## EXERCISE DIRECTIONS
Below are records; count the lines in them that hold "text" and give only the count.

[Part of a data file]
......

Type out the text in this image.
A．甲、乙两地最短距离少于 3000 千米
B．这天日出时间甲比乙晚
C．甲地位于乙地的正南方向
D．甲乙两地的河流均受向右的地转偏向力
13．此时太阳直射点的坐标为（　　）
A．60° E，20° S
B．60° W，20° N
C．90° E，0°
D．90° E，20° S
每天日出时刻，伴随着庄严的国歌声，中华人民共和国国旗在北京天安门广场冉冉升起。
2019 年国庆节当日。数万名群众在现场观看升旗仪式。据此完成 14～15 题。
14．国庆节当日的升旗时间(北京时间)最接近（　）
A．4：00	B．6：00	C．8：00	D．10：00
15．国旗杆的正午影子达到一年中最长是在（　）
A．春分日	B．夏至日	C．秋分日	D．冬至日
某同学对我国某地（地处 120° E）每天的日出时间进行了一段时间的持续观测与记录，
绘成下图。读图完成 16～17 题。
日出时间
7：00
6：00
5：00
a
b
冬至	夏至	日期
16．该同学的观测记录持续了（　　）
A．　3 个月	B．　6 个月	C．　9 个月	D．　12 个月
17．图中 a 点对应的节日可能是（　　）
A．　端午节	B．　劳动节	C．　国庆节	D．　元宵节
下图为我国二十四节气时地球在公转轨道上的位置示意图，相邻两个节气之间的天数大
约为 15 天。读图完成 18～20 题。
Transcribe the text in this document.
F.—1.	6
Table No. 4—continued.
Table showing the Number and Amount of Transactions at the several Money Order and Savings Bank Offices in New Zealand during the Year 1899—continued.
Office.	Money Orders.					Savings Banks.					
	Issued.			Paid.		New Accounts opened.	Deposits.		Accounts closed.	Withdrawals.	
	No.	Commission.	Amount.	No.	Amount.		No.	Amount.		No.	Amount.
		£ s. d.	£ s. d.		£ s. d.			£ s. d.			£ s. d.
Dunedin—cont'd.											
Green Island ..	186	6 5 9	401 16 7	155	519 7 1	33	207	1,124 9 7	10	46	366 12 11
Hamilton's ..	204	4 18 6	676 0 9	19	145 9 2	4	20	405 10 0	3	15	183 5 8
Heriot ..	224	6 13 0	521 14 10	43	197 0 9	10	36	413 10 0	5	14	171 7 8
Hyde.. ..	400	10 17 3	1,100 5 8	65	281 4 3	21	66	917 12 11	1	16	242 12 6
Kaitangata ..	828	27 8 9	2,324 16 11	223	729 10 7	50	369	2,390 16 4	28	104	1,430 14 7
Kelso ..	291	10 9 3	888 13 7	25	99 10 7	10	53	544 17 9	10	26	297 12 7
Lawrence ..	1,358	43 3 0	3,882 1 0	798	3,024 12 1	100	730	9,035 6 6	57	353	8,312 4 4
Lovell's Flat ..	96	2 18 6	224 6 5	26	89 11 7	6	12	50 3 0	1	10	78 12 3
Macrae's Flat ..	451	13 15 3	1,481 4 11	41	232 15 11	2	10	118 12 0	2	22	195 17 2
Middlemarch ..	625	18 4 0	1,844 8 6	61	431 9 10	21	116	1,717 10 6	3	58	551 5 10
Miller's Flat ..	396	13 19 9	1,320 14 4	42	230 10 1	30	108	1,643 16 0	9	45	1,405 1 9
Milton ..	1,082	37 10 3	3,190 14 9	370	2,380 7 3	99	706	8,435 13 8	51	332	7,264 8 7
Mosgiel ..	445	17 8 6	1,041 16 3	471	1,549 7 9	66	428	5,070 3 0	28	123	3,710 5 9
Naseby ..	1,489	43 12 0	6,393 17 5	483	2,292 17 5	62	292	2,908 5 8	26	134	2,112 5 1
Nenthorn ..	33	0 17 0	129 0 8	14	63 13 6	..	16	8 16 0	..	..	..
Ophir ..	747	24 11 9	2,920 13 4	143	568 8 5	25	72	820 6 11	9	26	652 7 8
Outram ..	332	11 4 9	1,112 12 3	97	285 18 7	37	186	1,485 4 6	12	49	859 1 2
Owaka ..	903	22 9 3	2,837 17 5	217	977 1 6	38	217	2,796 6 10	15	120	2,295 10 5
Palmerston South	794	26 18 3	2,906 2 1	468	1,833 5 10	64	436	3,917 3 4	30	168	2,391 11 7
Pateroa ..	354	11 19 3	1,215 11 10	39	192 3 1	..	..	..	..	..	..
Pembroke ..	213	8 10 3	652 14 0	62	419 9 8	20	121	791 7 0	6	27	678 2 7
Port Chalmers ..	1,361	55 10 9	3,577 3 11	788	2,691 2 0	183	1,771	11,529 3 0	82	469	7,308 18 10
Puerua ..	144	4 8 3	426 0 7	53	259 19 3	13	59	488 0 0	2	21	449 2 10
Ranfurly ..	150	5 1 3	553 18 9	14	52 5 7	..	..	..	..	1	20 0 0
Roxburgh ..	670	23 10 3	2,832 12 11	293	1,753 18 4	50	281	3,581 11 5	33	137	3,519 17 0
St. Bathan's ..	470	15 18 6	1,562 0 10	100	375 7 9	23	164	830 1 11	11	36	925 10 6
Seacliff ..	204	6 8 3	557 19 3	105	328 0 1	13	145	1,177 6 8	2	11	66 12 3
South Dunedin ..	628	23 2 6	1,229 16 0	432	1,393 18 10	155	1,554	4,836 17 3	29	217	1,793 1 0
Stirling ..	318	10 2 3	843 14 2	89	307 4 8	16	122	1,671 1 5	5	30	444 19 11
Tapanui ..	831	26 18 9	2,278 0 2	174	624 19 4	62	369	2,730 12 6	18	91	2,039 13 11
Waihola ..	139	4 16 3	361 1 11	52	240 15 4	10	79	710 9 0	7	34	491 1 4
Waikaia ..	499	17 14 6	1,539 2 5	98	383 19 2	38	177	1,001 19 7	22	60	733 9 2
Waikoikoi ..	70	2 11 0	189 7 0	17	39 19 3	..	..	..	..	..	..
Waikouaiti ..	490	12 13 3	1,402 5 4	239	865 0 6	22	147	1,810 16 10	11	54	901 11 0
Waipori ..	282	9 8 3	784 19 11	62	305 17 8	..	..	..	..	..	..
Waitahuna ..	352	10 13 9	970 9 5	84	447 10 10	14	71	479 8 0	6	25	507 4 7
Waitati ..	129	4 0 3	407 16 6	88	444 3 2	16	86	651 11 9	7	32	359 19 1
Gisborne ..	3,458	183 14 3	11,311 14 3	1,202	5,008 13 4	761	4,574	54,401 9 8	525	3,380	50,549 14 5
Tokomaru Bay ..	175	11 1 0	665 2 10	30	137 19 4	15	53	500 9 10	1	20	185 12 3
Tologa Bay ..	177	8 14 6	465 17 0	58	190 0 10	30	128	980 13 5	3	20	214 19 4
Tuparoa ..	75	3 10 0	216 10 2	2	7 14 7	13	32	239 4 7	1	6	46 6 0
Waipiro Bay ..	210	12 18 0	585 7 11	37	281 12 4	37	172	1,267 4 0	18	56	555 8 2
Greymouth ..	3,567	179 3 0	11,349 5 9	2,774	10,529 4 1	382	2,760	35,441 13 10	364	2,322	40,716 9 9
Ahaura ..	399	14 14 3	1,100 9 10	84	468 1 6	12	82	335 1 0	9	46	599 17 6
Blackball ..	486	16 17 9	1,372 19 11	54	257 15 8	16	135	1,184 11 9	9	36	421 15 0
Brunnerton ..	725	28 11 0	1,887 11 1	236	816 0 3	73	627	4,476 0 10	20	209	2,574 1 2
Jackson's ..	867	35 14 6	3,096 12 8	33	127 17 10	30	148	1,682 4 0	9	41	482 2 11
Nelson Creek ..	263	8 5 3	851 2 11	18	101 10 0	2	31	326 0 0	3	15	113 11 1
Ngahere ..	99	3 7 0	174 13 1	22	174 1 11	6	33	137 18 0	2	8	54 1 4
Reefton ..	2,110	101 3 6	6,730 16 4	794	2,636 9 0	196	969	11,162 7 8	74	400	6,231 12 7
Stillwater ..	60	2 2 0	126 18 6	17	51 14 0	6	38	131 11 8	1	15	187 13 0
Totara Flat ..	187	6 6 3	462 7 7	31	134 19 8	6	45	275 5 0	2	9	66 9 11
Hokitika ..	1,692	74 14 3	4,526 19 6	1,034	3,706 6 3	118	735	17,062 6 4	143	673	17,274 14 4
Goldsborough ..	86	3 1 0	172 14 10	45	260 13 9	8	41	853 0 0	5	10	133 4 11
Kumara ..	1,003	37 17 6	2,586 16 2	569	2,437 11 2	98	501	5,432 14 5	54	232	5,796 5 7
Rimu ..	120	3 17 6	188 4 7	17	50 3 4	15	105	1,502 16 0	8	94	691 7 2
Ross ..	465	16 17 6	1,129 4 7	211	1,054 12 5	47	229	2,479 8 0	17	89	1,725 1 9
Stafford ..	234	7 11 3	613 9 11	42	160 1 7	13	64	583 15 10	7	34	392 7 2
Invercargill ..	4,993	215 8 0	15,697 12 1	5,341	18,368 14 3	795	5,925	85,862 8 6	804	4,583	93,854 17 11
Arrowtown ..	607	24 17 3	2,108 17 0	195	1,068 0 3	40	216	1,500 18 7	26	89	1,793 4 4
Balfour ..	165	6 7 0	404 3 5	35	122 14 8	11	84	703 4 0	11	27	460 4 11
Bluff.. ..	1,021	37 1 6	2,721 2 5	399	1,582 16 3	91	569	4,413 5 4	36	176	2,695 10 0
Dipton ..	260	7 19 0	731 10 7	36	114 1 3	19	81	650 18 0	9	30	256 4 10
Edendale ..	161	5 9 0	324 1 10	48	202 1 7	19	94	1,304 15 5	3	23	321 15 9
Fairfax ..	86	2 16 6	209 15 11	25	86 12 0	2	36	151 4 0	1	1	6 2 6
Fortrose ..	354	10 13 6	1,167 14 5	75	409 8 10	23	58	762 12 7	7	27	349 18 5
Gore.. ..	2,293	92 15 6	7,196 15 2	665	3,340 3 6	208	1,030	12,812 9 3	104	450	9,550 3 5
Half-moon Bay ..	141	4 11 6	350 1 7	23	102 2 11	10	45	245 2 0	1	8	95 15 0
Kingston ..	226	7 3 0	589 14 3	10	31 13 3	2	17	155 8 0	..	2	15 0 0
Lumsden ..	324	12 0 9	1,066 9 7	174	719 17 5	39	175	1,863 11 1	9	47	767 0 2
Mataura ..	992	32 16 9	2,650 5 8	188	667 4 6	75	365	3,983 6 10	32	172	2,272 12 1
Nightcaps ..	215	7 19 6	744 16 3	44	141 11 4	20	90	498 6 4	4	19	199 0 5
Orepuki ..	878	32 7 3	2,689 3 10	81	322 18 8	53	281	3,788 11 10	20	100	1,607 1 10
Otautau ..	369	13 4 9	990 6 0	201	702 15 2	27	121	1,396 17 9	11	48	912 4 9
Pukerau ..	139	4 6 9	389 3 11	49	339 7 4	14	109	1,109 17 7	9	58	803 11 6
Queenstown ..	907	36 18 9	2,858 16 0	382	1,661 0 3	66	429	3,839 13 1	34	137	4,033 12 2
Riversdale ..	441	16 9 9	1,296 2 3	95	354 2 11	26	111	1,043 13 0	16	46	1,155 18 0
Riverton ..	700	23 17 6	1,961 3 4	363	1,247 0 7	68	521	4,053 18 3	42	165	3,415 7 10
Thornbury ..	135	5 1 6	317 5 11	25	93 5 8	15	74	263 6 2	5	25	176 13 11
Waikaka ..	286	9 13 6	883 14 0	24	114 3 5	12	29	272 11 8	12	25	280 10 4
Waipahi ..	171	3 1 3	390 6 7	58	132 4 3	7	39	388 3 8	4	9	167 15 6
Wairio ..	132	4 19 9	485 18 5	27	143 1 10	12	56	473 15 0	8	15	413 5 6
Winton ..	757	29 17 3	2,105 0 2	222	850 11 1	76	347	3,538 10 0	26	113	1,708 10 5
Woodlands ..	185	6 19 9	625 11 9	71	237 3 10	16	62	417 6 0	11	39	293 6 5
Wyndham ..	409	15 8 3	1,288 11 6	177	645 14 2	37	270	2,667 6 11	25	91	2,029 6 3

......

## RESULT OF THE EXERCISE
2